--- START Input ---

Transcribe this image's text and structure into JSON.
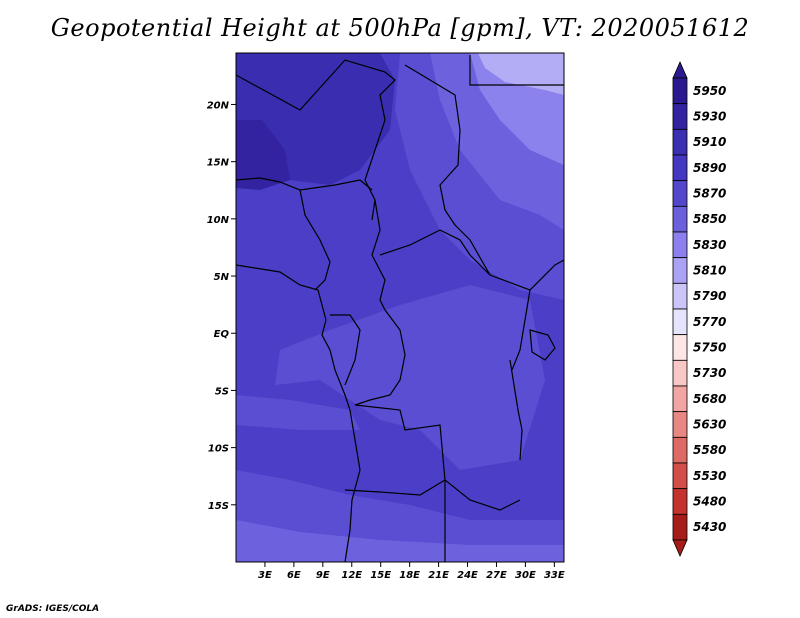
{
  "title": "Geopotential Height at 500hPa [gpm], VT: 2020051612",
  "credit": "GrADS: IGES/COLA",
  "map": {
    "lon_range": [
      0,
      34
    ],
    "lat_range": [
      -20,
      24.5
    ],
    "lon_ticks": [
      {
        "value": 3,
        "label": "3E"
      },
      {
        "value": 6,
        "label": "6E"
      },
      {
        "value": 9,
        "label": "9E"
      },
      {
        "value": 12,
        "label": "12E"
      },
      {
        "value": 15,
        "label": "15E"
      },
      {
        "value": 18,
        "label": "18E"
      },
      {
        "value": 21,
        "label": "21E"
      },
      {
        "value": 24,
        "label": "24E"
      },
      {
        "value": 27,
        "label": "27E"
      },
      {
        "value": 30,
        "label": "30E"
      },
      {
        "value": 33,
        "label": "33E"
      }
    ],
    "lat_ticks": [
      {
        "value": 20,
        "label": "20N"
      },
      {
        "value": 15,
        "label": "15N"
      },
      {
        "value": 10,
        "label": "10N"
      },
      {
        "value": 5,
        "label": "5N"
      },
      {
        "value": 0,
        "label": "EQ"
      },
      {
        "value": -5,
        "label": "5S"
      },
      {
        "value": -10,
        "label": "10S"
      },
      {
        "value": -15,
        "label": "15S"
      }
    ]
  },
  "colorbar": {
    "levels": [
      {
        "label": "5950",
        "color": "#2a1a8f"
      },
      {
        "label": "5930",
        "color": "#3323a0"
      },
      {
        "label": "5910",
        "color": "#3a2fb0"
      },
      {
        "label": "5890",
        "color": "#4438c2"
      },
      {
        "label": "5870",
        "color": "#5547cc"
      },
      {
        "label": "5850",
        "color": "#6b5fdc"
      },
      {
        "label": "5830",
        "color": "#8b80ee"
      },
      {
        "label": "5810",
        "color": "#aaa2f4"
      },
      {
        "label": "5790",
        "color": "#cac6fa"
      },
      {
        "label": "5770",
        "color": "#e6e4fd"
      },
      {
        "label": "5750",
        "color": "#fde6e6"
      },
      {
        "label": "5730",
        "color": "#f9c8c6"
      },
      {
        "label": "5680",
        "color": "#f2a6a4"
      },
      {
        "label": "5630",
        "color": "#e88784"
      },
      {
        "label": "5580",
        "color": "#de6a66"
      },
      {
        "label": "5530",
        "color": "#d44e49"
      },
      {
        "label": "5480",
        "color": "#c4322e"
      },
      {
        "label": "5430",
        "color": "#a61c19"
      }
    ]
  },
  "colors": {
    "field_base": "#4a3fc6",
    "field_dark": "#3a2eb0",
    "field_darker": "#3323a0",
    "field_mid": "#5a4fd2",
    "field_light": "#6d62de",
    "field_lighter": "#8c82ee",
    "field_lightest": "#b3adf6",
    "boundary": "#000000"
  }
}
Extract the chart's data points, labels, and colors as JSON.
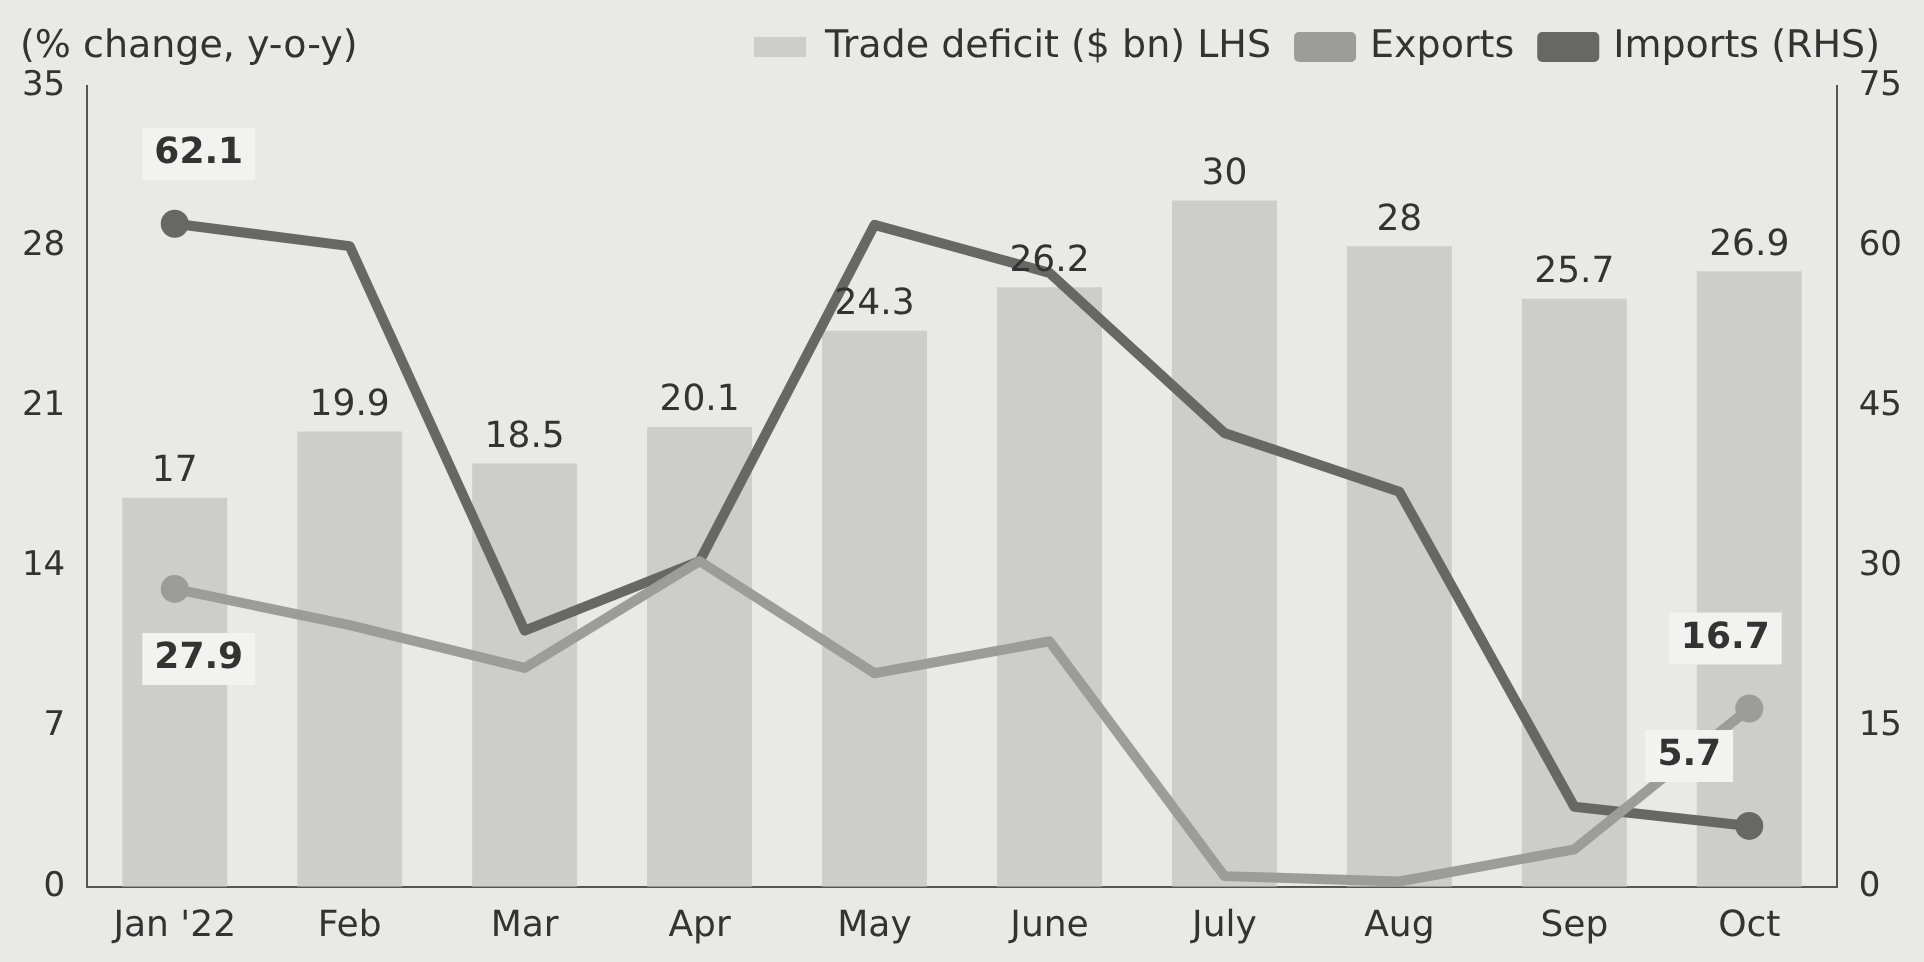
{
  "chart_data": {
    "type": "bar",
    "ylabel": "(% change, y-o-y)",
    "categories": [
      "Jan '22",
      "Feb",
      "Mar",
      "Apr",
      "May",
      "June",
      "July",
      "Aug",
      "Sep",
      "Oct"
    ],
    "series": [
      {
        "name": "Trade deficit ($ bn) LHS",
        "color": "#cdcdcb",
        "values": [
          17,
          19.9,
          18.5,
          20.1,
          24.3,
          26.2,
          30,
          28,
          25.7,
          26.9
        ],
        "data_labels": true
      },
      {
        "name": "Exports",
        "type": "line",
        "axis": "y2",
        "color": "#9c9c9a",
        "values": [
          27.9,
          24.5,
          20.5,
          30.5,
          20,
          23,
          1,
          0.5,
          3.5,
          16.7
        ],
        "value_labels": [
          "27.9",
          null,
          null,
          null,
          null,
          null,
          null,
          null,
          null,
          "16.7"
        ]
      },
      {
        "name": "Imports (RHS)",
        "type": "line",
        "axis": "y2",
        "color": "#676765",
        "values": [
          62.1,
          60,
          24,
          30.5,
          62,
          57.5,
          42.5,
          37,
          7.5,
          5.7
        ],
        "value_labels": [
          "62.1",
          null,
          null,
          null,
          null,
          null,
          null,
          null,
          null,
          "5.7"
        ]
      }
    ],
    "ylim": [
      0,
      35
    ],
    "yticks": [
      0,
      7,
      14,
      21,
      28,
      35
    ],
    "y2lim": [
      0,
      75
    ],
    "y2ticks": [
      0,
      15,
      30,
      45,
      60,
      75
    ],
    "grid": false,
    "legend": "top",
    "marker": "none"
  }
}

--- END Input ---

Pick out every line of the listing containing the word "name", and show those lines.

▶ Exercise result:
        "name": "Trade deficit ($ bn) LHS",
        "name": "Exports",
        "name": "Imports (RHS)",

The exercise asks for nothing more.